■ Data to use

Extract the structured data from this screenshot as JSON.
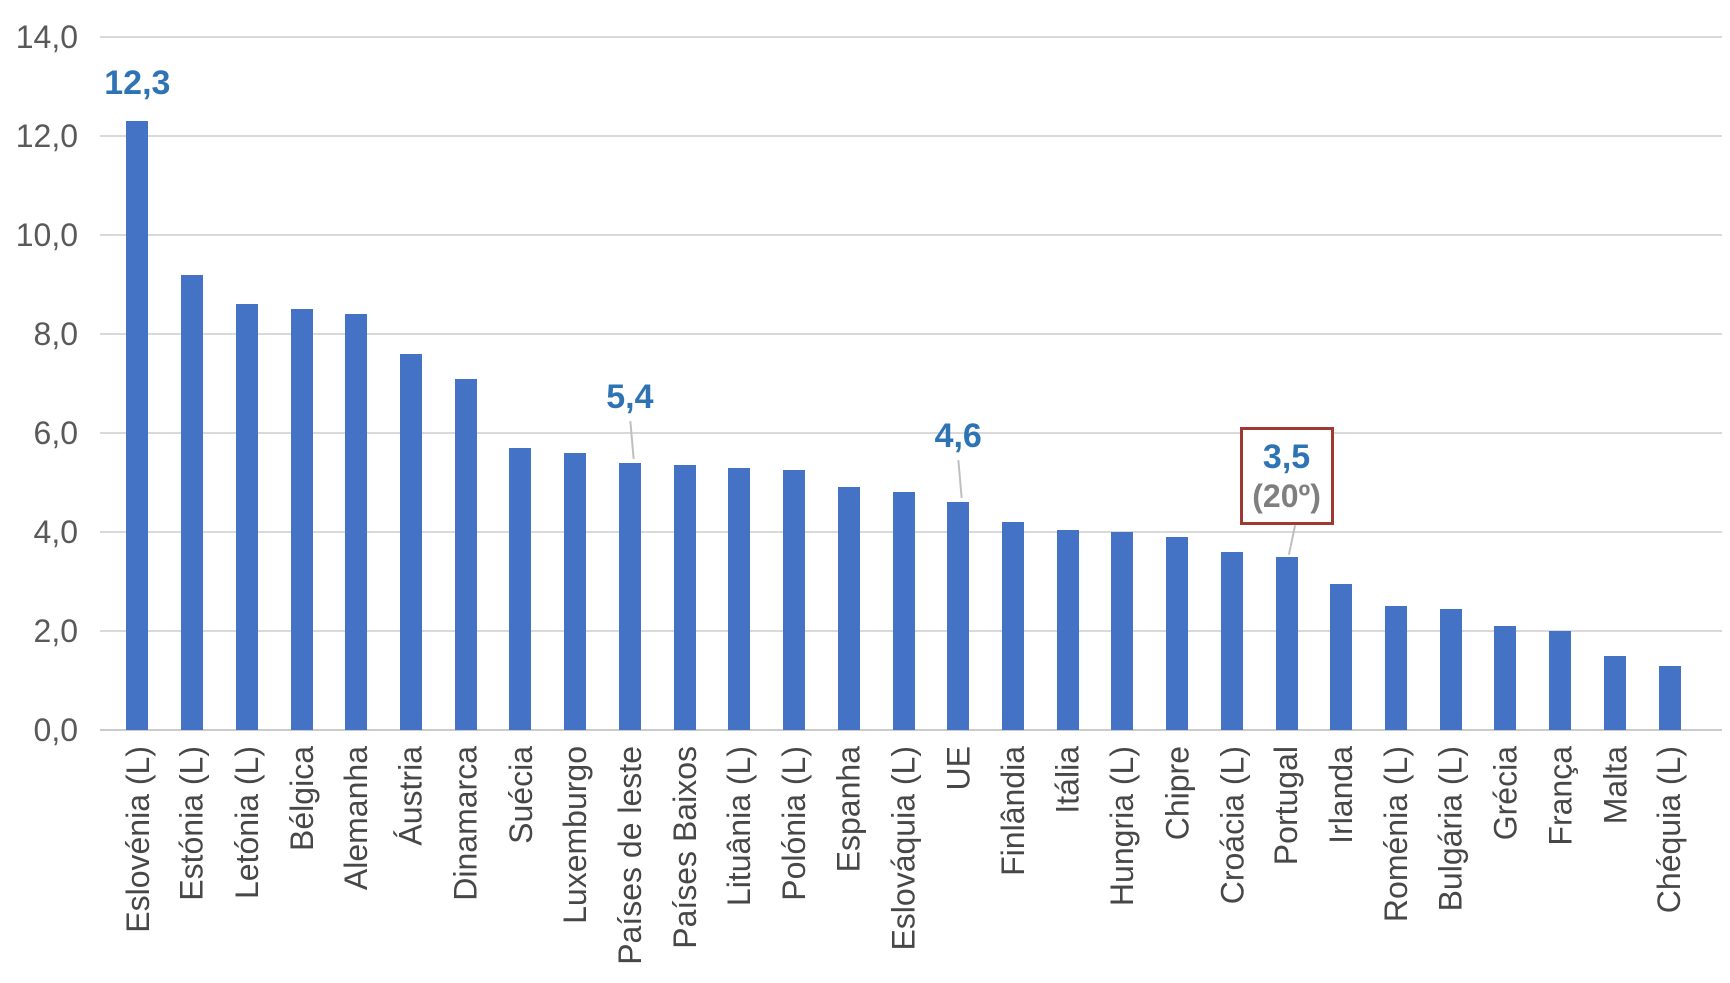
{
  "chart_data": {
    "type": "bar",
    "title": "",
    "xlabel": "",
    "ylabel": "",
    "categories": [
      "Eslovénia (L)",
      "Estónia (L)",
      "Letónia (L)",
      "Bélgica",
      "Alemanha",
      "Áustria",
      "Dinamarca",
      "Suécia",
      "Luxemburgo",
      "Países de leste",
      "Países Baixos",
      "Lituânia (L)",
      "Polónia (L)",
      "Espanha",
      "Eslováquia (L)",
      "UE",
      "Finlândia",
      "Itália",
      "Hungria (L)",
      "Chipre",
      "Croácia (L)",
      "Portugal",
      "Irlanda",
      "Roménia (L)",
      "Bulgária (L)",
      "Grécia",
      "França",
      "Malta",
      "Chéquia (L)"
    ],
    "values": [
      12.3,
      9.2,
      8.6,
      8.5,
      8.4,
      7.6,
      7.1,
      5.7,
      5.6,
      5.4,
      5.35,
      5.3,
      5.25,
      4.9,
      4.8,
      4.6,
      4.2,
      4.05,
      4.0,
      3.9,
      3.6,
      3.5,
      2.95,
      2.5,
      2.45,
      2.1,
      2.0,
      1.5,
      1.3
    ],
    "ylim": [
      0,
      14
    ],
    "ytick_step": 2,
    "ytick_labels": [
      "0,0",
      "2,0",
      "4,0",
      "6,0",
      "8,0",
      "10,0",
      "12,0",
      "14,0"
    ],
    "grid": true,
    "legend": "none",
    "bar_color": "#4472C4",
    "annotations": [
      {
        "index": 0,
        "category": "Eslovénia (L)",
        "label": "12,3",
        "sublabel": "",
        "leader": false,
        "boxed": false
      },
      {
        "index": 9,
        "category": "Países de leste",
        "label": "5,4",
        "sublabel": "",
        "leader": true,
        "boxed": false
      },
      {
        "index": 15,
        "category": "UE",
        "label": "4,6",
        "sublabel": "",
        "leader": true,
        "boxed": false
      },
      {
        "index": 21,
        "category": "Portugal",
        "label": "3,5",
        "sublabel": "(20º)",
        "leader": true,
        "boxed": true
      }
    ],
    "colors": {
      "bar": "#4472C4",
      "axis_text": "#595959",
      "category_text": "#474747",
      "gridline": "#D9D9D9",
      "baseline": "#CBCBCB",
      "data_label": "#2E74B5",
      "sublabel_text": "#7F7F7F",
      "box_border": "#9E3A33",
      "leader_line": "#BFBFBF"
    }
  }
}
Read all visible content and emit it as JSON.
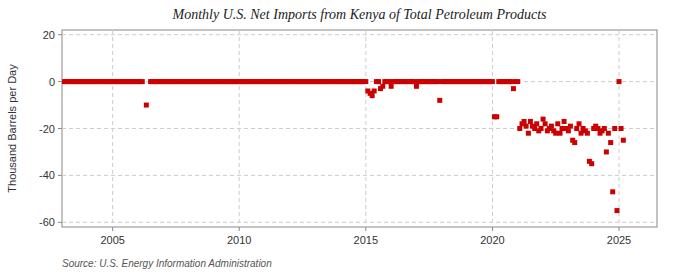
{
  "chart_data": {
    "type": "scatter",
    "title": "Monthly U.S. Net Imports from Kenya of Total Petroleum Products",
    "y_label": "Thousand Barrels per Day",
    "annotations": [
      "Source: U.S. Energy Information Administration"
    ],
    "color": "#cc0000",
    "marker": "square",
    "grid": true,
    "xlim": [
      2003.0,
      2026.5
    ],
    "ylim": [
      -62,
      22
    ],
    "xticks": [
      2005,
      2010,
      2015,
      2020,
      2025
    ],
    "yticks": [
      -60,
      -40,
      -20,
      0,
      20
    ],
    "x": [
      2003.08,
      2003.17,
      2003.25,
      2003.33,
      2003.42,
      2003.5,
      2003.58,
      2003.67,
      2003.75,
      2003.83,
      2003.92,
      2004.0,
      2004.08,
      2004.17,
      2004.25,
      2004.33,
      2004.42,
      2004.5,
      2004.58,
      2004.67,
      2004.75,
      2004.83,
      2004.92,
      2005.0,
      2005.08,
      2005.17,
      2005.25,
      2005.33,
      2005.42,
      2005.5,
      2005.58,
      2005.67,
      2005.75,
      2005.83,
      2005.92,
      2006.0,
      2006.08,
      2006.17,
      2006.33,
      2006.5,
      2006.58,
      2006.67,
      2006.75,
      2006.83,
      2006.92,
      2007.0,
      2007.08,
      2007.17,
      2007.25,
      2007.33,
      2007.42,
      2007.5,
      2007.58,
      2007.67,
      2007.75,
      2007.83,
      2007.92,
      2008.0,
      2008.08,
      2008.17,
      2008.25,
      2008.33,
      2008.42,
      2008.5,
      2008.58,
      2008.67,
      2008.75,
      2008.83,
      2008.92,
      2009.0,
      2009.08,
      2009.17,
      2009.25,
      2009.33,
      2009.42,
      2009.5,
      2009.58,
      2009.67,
      2009.75,
      2009.83,
      2009.92,
      2010.0,
      2010.08,
      2010.17,
      2010.25,
      2010.33,
      2010.42,
      2010.5,
      2010.58,
      2010.67,
      2010.75,
      2010.83,
      2010.92,
      2011.0,
      2011.08,
      2011.17,
      2011.25,
      2011.33,
      2011.42,
      2011.5,
      2011.58,
      2011.67,
      2011.75,
      2011.83,
      2011.92,
      2012.0,
      2012.08,
      2012.17,
      2012.25,
      2012.33,
      2012.42,
      2012.5,
      2012.58,
      2012.67,
      2012.75,
      2012.83,
      2012.92,
      2013.0,
      2013.08,
      2013.17,
      2013.25,
      2013.33,
      2013.42,
      2013.5,
      2013.58,
      2013.67,
      2013.75,
      2013.83,
      2013.92,
      2014.0,
      2014.08,
      2014.17,
      2014.25,
      2014.33,
      2014.42,
      2014.5,
      2014.58,
      2014.67,
      2014.75,
      2014.83,
      2014.92,
      2015.0,
      2015.08,
      2015.17,
      2015.25,
      2015.33,
      2015.42,
      2015.5,
      2015.58,
      2015.67,
      2015.75,
      2015.83,
      2015.92,
      2016.0,
      2016.08,
      2016.17,
      2016.25,
      2016.33,
      2016.42,
      2016.5,
      2016.58,
      2016.67,
      2016.75,
      2016.83,
      2016.92,
      2017.0,
      2017.08,
      2017.17,
      2017.25,
      2017.33,
      2017.42,
      2017.5,
      2017.58,
      2017.67,
      2017.75,
      2017.83,
      2017.92,
      2018.0,
      2018.08,
      2018.17,
      2018.25,
      2018.33,
      2018.42,
      2018.5,
      2018.58,
      2018.67,
      2018.75,
      2018.83,
      2018.92,
      2019.0,
      2019.08,
      2019.17,
      2019.25,
      2019.33,
      2019.42,
      2019.5,
      2019.58,
      2019.67,
      2019.75,
      2019.83,
      2019.92,
      2020.0,
      2020.08,
      2020.17,
      2020.25,
      2020.33,
      2020.42,
      2020.5,
      2020.58,
      2020.67,
      2020.75,
      2020.83,
      2020.92,
      2021.0,
      2021.08,
      2021.17,
      2021.25,
      2021.33,
      2021.42,
      2021.5,
      2021.58,
      2021.67,
      2021.75,
      2021.83,
      2021.92,
      2022.0,
      2022.08,
      2022.17,
      2022.25,
      2022.33,
      2022.42,
      2022.5,
      2022.58,
      2022.67,
      2022.75,
      2022.83,
      2022.92,
      2023.0,
      2023.08,
      2023.17,
      2023.25,
      2023.33,
      2023.42,
      2023.5,
      2023.58,
      2023.67,
      2023.75,
      2023.83,
      2023.92,
      2024.0,
      2024.08,
      2024.17,
      2024.25,
      2024.33,
      2024.42,
      2024.5,
      2024.58,
      2024.67,
      2024.75,
      2024.83,
      2024.92,
      2025.0,
      2025.08,
      2025.17
    ],
    "values": [
      0,
      0,
      0,
      0,
      0,
      0,
      0,
      0,
      0,
      0,
      0,
      0,
      0,
      0,
      0,
      0,
      0,
      0,
      0,
      0,
      0,
      0,
      0,
      0,
      0,
      0,
      0,
      0,
      0,
      0,
      0,
      0,
      0,
      0,
      0,
      0,
      0,
      0,
      -10,
      0,
      0,
      0,
      0,
      0,
      0,
      0,
      0,
      0,
      0,
      0,
      0,
      0,
      0,
      0,
      0,
      0,
      0,
      0,
      0,
      0,
      0,
      0,
      0,
      0,
      0,
      0,
      0,
      0,
      0,
      0,
      0,
      0,
      0,
      0,
      0,
      0,
      0,
      0,
      0,
      0,
      0,
      0,
      0,
      0,
      0,
      0,
      0,
      0,
      0,
      0,
      0,
      0,
      0,
      0,
      0,
      0,
      0,
      0,
      0,
      0,
      0,
      0,
      0,
      0,
      0,
      0,
      0,
      0,
      0,
      0,
      0,
      0,
      0,
      0,
      0,
      0,
      0,
      0,
      0,
      0,
      0,
      0,
      0,
      0,
      0,
      0,
      0,
      0,
      0,
      0,
      0,
      0,
      0,
      0,
      0,
      0,
      0,
      0,
      0,
      0,
      0,
      0,
      -4,
      -5,
      -6,
      -4,
      0,
      0,
      -3,
      -2,
      0,
      0,
      0,
      -2,
      0,
      0,
      0,
      0,
      0,
      0,
      0,
      0,
      0,
      0,
      0,
      -2,
      0,
      0,
      0,
      0,
      0,
      0,
      0,
      0,
      0,
      0,
      -8,
      0,
      0,
      0,
      0,
      0,
      0,
      0,
      0,
      0,
      0,
      0,
      0,
      0,
      0,
      0,
      0,
      0,
      0,
      0,
      0,
      0,
      0,
      0,
      0,
      0,
      -15,
      -15,
      0,
      0,
      0,
      0,
      0,
      0,
      0,
      -3,
      0,
      0,
      -20,
      -18,
      -17,
      -19,
      -22,
      -17,
      -19,
      -20,
      -18,
      -21,
      -20,
      -16,
      -18,
      -21,
      -20,
      -19,
      -21,
      -22,
      -18,
      -22,
      -20,
      -17,
      -20,
      -21,
      -19,
      -25,
      -26,
      -20,
      -18,
      -22,
      -20,
      -21,
      -22,
      -34,
      -35,
      -20,
      -19,
      -20,
      -22,
      -21,
      -20,
      -30,
      -22,
      -26,
      -47,
      -20,
      -55,
      0,
      -20,
      -25
    ]
  }
}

■ Directive
Gather and copy every line of the data in which the string "JSON" is found.

■ Exercise solution
Extract the structured data from this screenshot as JSON.
Read all visible content and emit it as JSON.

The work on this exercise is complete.